*** DATA FOR THE TASK

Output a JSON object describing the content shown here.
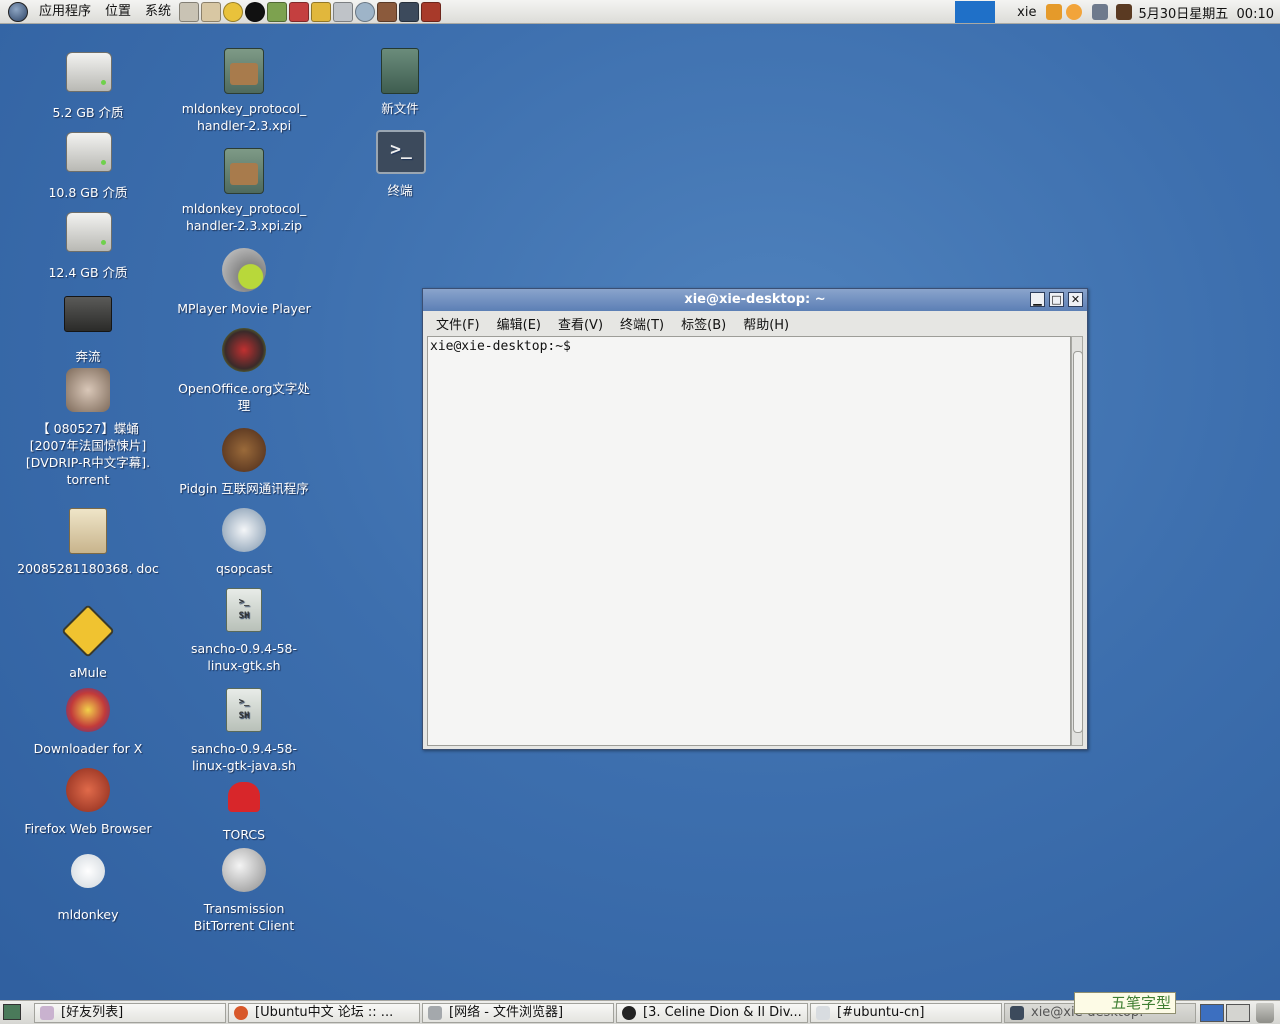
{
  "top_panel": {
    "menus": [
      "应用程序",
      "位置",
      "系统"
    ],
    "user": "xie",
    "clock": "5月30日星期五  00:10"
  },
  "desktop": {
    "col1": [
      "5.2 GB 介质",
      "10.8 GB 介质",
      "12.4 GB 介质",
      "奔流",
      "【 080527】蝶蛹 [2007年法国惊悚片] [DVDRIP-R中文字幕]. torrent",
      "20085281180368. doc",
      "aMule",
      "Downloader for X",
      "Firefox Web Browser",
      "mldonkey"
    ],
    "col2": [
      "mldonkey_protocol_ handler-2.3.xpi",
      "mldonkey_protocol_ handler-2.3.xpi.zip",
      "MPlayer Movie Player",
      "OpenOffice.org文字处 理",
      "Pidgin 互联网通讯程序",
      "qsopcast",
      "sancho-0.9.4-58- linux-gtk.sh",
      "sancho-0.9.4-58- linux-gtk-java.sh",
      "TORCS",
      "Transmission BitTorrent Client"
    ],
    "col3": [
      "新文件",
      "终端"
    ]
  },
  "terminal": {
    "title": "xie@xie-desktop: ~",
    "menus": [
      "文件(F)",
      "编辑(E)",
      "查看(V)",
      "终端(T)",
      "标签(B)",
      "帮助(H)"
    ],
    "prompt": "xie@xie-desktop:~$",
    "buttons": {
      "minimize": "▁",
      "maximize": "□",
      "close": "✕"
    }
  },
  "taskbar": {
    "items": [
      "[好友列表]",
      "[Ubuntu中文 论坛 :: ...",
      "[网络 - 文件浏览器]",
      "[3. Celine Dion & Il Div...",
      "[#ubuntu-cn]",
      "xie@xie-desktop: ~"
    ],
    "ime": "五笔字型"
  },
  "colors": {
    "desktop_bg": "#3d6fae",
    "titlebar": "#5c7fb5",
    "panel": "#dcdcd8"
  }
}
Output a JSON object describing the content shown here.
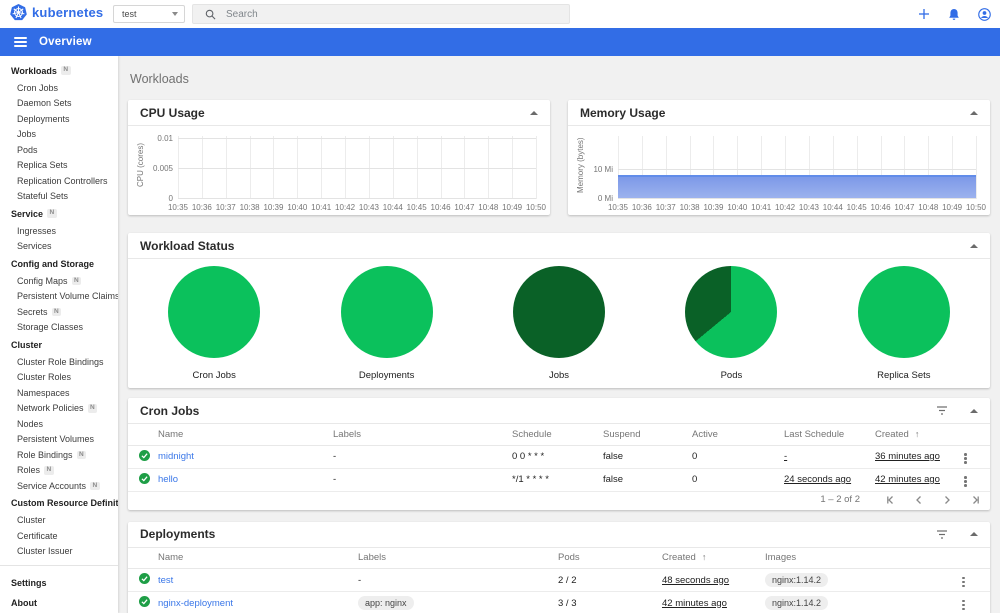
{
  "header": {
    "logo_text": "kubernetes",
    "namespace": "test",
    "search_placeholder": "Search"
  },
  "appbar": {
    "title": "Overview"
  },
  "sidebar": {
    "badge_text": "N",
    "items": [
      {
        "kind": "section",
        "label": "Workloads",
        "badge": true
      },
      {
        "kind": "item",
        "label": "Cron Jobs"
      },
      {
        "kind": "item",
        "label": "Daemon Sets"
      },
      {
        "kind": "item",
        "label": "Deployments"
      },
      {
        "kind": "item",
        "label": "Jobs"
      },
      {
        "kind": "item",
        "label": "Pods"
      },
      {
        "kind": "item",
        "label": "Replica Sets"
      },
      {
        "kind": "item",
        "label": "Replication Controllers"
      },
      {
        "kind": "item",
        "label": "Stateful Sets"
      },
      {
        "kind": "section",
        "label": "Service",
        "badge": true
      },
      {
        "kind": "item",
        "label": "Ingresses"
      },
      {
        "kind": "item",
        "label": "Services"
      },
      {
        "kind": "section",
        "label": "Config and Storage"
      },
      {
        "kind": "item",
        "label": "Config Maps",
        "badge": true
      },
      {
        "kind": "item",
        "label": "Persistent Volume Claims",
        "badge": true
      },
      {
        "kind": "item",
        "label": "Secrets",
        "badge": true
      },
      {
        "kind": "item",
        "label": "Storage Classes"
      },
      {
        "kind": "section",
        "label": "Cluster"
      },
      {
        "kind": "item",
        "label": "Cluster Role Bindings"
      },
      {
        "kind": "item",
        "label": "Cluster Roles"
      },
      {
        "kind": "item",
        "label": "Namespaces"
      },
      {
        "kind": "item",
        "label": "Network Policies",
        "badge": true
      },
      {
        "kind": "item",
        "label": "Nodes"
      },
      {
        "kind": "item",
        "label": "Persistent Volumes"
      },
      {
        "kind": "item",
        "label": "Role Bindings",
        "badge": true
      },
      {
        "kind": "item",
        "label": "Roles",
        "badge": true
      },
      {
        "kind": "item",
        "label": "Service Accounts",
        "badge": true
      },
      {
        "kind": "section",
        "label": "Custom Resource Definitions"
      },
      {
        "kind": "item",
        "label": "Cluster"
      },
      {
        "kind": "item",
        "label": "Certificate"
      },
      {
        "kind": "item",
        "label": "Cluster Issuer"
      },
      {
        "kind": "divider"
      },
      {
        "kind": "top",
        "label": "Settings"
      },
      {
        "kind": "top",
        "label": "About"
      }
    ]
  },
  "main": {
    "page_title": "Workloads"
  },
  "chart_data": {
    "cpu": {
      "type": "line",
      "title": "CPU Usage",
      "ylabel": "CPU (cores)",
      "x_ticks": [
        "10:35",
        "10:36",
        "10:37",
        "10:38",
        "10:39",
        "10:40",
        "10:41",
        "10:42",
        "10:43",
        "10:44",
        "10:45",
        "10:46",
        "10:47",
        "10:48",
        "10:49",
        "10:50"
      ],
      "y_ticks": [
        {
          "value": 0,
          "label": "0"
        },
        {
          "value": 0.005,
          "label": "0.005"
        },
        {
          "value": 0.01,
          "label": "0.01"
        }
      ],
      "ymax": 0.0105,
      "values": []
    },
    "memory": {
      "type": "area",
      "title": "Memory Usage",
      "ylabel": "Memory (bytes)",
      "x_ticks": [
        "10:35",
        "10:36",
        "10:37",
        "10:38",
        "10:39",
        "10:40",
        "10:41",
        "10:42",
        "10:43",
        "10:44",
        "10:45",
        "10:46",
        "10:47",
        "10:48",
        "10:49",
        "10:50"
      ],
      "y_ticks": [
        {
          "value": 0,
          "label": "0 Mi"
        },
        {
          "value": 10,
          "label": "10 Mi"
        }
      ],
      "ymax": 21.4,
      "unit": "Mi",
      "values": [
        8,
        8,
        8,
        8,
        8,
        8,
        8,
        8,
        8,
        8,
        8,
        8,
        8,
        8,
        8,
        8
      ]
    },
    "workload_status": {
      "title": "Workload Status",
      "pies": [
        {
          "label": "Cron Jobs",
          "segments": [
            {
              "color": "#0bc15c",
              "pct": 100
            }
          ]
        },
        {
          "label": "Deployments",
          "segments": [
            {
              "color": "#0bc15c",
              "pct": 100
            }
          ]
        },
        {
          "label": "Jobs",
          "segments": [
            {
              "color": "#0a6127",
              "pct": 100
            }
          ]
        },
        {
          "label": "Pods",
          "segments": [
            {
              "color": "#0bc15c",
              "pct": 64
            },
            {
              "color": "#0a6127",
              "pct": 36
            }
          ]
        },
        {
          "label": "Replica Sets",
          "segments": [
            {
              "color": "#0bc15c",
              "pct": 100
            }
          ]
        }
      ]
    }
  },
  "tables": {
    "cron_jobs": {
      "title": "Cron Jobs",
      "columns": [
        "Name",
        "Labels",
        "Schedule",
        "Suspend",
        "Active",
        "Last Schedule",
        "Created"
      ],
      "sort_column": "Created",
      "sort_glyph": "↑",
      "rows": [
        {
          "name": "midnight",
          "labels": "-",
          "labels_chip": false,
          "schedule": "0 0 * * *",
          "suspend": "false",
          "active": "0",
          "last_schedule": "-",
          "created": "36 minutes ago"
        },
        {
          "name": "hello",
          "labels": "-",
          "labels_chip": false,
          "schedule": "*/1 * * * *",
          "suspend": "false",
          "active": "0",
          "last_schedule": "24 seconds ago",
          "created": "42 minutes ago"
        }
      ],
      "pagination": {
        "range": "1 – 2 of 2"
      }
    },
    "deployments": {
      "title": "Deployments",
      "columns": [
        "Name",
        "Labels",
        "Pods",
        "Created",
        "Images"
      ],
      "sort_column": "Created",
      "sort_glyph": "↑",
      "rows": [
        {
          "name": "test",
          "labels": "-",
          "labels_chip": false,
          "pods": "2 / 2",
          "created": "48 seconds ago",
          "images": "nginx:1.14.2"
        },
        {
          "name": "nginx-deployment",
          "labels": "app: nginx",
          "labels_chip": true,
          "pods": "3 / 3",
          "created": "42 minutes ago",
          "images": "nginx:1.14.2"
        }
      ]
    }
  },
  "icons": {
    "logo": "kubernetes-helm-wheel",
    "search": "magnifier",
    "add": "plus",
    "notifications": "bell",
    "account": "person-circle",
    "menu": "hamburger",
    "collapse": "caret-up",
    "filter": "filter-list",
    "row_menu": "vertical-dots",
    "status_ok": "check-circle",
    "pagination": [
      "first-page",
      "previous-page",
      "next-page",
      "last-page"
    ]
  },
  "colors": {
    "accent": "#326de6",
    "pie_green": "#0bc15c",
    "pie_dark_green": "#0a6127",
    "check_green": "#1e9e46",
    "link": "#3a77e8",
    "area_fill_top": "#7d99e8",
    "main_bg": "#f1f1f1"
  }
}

******

WHAT IS BEING ASKED | Identify each line of the material where the word "handler" shows up, and copy it.

RESULT FOR THIS EXERCISE |
      "mldonkey_protocol_ handler-2.3.xpi",
      "mldonkey_protocol_ handler-2.3.xpi.zip",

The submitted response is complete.